**Task statement**
Swap "y-tick-label" for "y-axis-label" everywhere it occurs in these lines, and reproduce them with nothing else altered.

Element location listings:
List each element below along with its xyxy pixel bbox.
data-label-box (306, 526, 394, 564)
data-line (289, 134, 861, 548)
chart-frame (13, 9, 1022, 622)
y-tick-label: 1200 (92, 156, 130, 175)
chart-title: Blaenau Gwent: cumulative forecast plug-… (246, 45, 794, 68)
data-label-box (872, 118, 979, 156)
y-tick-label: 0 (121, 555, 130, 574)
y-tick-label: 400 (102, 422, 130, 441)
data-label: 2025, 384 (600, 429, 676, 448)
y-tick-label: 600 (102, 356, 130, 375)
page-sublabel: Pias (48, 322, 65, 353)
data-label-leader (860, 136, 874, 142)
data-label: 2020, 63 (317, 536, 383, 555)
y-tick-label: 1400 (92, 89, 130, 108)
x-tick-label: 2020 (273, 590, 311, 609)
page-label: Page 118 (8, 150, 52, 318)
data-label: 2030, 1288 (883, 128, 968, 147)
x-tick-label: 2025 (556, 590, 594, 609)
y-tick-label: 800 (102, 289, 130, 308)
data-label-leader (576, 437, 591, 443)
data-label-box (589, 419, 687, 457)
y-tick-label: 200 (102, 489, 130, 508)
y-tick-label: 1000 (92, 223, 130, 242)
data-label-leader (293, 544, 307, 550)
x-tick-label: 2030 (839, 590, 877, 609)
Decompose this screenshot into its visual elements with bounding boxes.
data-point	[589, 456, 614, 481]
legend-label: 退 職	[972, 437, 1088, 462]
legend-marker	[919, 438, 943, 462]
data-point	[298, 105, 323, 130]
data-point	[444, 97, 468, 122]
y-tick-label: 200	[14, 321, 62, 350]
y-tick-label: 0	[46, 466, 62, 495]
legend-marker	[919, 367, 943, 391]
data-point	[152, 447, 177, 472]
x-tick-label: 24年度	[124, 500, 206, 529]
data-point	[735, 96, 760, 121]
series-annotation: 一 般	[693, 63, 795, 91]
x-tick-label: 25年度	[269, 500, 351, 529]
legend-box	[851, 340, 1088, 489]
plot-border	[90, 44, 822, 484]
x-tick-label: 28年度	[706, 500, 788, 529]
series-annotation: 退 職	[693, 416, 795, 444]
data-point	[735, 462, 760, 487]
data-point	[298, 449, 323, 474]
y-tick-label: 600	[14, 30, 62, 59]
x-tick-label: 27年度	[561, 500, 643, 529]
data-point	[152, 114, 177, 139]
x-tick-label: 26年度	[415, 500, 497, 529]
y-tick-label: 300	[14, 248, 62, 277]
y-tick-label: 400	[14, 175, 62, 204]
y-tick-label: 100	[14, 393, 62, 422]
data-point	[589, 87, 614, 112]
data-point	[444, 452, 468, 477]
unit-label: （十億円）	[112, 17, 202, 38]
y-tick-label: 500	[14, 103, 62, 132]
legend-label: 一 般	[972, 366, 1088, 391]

**Reply to the task**
List each element below along with its xyxy pixel bbox.
data-label-box (306, 526, 394, 564)
data-line (289, 134, 861, 548)
chart-frame (13, 9, 1022, 622)
y-axis-label: 1200 (92, 156, 130, 175)
chart-title: Blaenau Gwent: cumulative forecast plug-… (246, 45, 794, 68)
data-label-box (872, 118, 979, 156)
y-axis-label: 0 (121, 555, 130, 574)
y-axis-label: 400 (102, 422, 130, 441)
data-label: 2025, 384 (600, 429, 676, 448)
y-axis-label: 600 (102, 356, 130, 375)
page-sublabel: Pias (48, 322, 65, 353)
data-label-leader (860, 136, 874, 142)
data-label: 2020, 63 (317, 536, 383, 555)
y-axis-label: 1400 (92, 89, 130, 108)
x-tick-label: 2020 (273, 590, 311, 609)
page-label: Page 118 (8, 150, 52, 318)
data-label: 2030, 1288 (883, 128, 968, 147)
x-tick-label: 2025 (556, 590, 594, 609)
y-axis-label: 800 (102, 289, 130, 308)
data-label-leader (576, 437, 591, 443)
data-label-box (589, 419, 687, 457)
y-axis-label: 200 (102, 489, 130, 508)
y-axis-label: 1000 (92, 223, 130, 242)
data-label-leader (293, 544, 307, 550)
x-tick-label: 2030 (839, 590, 877, 609)
Decompose this screenshot into its visual elements with bounding boxes.
data-point	[589, 456, 614, 481]
legend-label: 退 職	[972, 437, 1088, 462]
legend-marker	[919, 438, 943, 462]
data-point	[298, 105, 323, 130]
data-point	[444, 97, 468, 122]
y-axis-label: 200	[14, 321, 62, 350]
y-axis-label: 0	[46, 466, 62, 495]
legend-marker	[919, 367, 943, 391]
data-point	[152, 447, 177, 472]
x-tick-label: 24年度	[124, 500, 206, 529]
data-point	[735, 96, 760, 121]
series-annotation: 一 般	[693, 63, 795, 91]
x-tick-label: 25年度	[269, 500, 351, 529]
legend-box	[851, 340, 1088, 489]
plot-border	[90, 44, 822, 484]
x-tick-label: 28年度	[706, 500, 788, 529]
series-annotation: 退 職	[693, 416, 795, 444]
data-point	[735, 462, 760, 487]
data-point	[298, 449, 323, 474]
y-axis-label: 600	[14, 30, 62, 59]
x-tick-label: 27年度	[561, 500, 643, 529]
data-point	[152, 114, 177, 139]
x-tick-label: 26年度	[415, 500, 497, 529]
y-axis-label: 300	[14, 248, 62, 277]
y-axis-label: 400	[14, 175, 62, 204]
y-axis-label: 100	[14, 393, 62, 422]
data-point	[589, 87, 614, 112]
data-point	[444, 452, 468, 477]
unit-label: （十億円）	[112, 17, 202, 38]
y-axis-label: 500	[14, 103, 62, 132]
legend-label: 一 般	[972, 366, 1088, 391]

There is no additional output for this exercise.